** Set problem **
Reproduce the records below in their entirety, character for character.

** Entries provided **
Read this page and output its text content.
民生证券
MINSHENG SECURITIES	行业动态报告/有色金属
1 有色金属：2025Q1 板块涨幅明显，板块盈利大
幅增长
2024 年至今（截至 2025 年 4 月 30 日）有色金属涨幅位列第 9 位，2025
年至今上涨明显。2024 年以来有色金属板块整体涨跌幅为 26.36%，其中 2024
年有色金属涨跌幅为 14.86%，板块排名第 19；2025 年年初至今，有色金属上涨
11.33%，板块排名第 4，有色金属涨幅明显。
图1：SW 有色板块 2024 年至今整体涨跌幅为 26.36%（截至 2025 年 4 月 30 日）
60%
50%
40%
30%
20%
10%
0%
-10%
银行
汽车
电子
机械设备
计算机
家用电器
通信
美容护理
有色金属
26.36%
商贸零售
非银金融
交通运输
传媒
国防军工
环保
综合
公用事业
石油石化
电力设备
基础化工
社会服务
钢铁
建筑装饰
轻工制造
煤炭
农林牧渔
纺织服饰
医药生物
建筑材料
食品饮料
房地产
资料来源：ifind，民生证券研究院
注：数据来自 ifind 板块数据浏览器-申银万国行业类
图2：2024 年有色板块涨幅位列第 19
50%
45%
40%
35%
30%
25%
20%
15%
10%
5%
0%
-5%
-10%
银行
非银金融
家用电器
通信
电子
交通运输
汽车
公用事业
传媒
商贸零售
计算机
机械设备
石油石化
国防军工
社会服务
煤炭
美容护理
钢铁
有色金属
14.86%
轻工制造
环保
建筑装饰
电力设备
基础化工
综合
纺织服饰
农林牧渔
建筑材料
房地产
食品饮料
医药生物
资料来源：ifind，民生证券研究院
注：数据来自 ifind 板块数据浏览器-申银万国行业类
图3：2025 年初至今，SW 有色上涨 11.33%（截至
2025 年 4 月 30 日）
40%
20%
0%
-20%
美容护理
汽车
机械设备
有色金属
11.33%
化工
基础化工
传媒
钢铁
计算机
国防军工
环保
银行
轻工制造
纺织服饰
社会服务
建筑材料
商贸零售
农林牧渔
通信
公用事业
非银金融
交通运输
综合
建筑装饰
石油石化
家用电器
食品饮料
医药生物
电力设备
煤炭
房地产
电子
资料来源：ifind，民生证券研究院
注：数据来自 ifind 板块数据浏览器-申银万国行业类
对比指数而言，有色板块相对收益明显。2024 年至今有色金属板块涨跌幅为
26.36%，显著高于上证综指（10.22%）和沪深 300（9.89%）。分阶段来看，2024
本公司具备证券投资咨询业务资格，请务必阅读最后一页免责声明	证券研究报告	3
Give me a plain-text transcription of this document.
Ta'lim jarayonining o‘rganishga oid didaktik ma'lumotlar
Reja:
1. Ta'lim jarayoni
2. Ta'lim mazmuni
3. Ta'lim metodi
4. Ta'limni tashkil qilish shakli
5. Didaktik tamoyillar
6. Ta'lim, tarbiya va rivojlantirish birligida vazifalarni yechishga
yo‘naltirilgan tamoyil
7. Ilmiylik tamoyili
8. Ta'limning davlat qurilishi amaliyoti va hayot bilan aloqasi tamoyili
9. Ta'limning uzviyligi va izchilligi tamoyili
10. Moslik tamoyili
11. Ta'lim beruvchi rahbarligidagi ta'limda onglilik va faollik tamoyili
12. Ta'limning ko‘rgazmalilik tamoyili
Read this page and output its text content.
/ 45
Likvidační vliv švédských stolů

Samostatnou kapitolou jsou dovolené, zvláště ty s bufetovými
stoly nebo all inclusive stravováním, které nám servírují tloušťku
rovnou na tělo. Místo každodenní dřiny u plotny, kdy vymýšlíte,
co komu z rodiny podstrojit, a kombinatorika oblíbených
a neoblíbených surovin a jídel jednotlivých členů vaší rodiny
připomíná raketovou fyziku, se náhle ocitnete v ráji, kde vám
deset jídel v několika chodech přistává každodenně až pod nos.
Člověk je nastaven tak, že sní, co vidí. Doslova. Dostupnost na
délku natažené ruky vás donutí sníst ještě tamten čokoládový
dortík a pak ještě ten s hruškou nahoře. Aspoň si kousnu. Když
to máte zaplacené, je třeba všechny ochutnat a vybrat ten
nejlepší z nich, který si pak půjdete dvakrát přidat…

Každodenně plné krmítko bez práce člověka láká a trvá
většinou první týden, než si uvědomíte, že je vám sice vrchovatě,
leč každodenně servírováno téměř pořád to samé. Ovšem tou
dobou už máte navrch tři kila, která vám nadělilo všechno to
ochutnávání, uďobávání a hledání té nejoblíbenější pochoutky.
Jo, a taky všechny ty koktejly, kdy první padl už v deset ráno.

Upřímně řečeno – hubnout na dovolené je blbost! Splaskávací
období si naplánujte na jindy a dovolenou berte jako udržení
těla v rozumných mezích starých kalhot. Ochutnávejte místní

** Correct response **
Read this page and output its text content.
民生证券
MINSHENG SECURITIES	行业动态报告/有色金属
1 有色金属：2025Q1 板块涨幅明显，板块盈利大
幅增长
2024 年至今（截至 2025 年 4 月 30 日）有色金属涨幅位列第 9 位，2025
年至今上涨明显。2024 年以来有色金属板块整体涨跌幅为 26.36%，其中 2024
年有色金属涨跌幅为 14.86%，板块排名第 19；2025 年年初至今，有色金属上涨
11.33%，板块排名第 4，有色金属涨幅明显。
图1：SW 有色板块 2024 年至今整体涨跌幅为 26.36%（截至 2025 年 4 月 30 日）
60%
50%
40%
30%
20%
10%
0%
-10%
银行
汽车
电子
机械设备
计算机
家用电器
通信
美容护理
有色金属
26.36%
商贸零售
非银金融
交通运输
传媒
国防军工
环保
综合
公用事业
石油石化
电力设备
基础化工
社会服务
钢铁
建筑装饰
轻工制造
煤炭
农林牧渔
纺织服饰
医药生物
建筑材料
食品饮料
房地产
资料来源：ifind，民生证券研究院
注：数据来自 ifind 板块数据浏览器-申银万国行业类
图2：2024 年有色板块涨幅位列第 19
50%
45%
40%
35%
30%
25%
20%
15%
10%
5%
0%
-5%
-10%
银行
非银金融
家用电器
通信
电子
交通运输
汽车
公用事业
传媒
商贸零售
计算机
机械设备
石油石化
国防军工
社会服务
煤炭
美容护理
钢铁
有色金属
14.86%
轻工制造
环保
建筑装饰
电力设备
基础化工
综合
纺织服饰
农林牧渔
建筑材料
房地产
食品饮料
医药生物
资料来源：ifind，民生证券研究院
注：数据来自 ifind 板块数据浏览器-申银万国行业类
图3：2025 年初至今，SW 有色上涨 11.33%（截至
2025 年 4 月 30 日）
40%
20%
0%
-20%
美容护理
汽车
机械设备
有色金属
11.33%
化工
基础化工
传媒
钢铁
计算机
国防军工
环保
银行
轻工制造
纺织服饰
社会服务
建筑材料
商贸零售
农林牧渔
通信
公用事业
非银金融
交通运输
综合
建筑装饰
石油石化
家用电器
食品饮料
医药生物
电力设备
煤炭
房地产
电子
资料来源：ifind，民生证券研究院
注：数据来自 ifind 板块数据浏览器-申银万国行业类
对比指数而言，有色板块相对收益明显。2024 年至今有色金属板块涨跌幅为
26.36%，显著高于上证综指（10.22%）和沪深 300（9.89%）。分阶段来看，2024
本公司具备证券投资咨询业务资格，请务必阅读最后一页免责声明	证券研究报告	3
Give me a plain-text transcription of this document.
Ta'lim jarayonining o‘rganishga oid didaktik ma'lumotlar
Reja:
1. Ta'lim jarayoni
2. Ta'lim mazmuni
3. Ta'lim metodi
4. Ta'limni tashkil qilish shakli
5. Didaktik tamoyillar
6. Ta'lim, tarbiya va rivojlantirish birligida vazifalarni yechishga
yo‘naltirilgan tamoyil
7. Ilmiylik tamoyili
8. Ta'limning davlat qurilishi amaliyoti va hayot bilan aloqasi tamoyili
9. Ta'limning uzviyligi va izchilligi tamoyili
10. Moslik tamoyili
11. Ta'lim beruvchi rahbarligidagi ta'limda onglilik va faollik tamoyili
12. Ta'limning ko‘rgazmalilik tamoyili
Read this page and output its text content.
/ 45
Likvidační vliv švédských stolů

Samostatnou kapitolou jsou dovolené, zvláště ty s bufetovými
stoly nebo all inclusive stravováním, které nám servírují tloušťku
rovnou na tělo. Místo každodenní dřiny u plotny, kdy vymýšlíte,
co komu z rodiny podstrojit, a kombinatorika oblíbených
a neoblíbených surovin a jídel jednotlivých členů vaší rodiny
připomíná raketovou fyziku, se náhle ocitnete v ráji, kde vám
deset jídel v několika chodech přistává každodenně až pod nos.
Člověk je nastaven tak, že sní, co vidí. Doslova. Dostupnost na
délku natažené ruky vás donutí sníst ještě tamten čokoládový
dortík a pak ještě ten s hruškou nahoře. Aspoň si kousnu. Když
to máte zaplacené, je třeba všechny ochutnat a vybrat ten
nejlepší z nich, který si pak půjdete dvakrát přidat…

Každodenně plné krmítko bez práce člověka láká a trvá
většinou první týden, než si uvědomíte, že je vám sice vrchovatě,
leč každodenně servírováno téměř pořád to samé. Ovšem tou
dobou už máte navrch tři kila, která vám nadělilo všechno to
ochutnávání, uďobávání a hledání té nejoblíbenější pochoutky.
Jo, a taky všechny ty koktejly, kdy první padl už v deset ráno.

Upřímně řečeno – hubnout na dovolené je blbost! Splaskávací
období si naplánujte na jindy a dovolenou berte jako udržení
těla v rozumných mezích starých kalhot. Ochutnávejte místní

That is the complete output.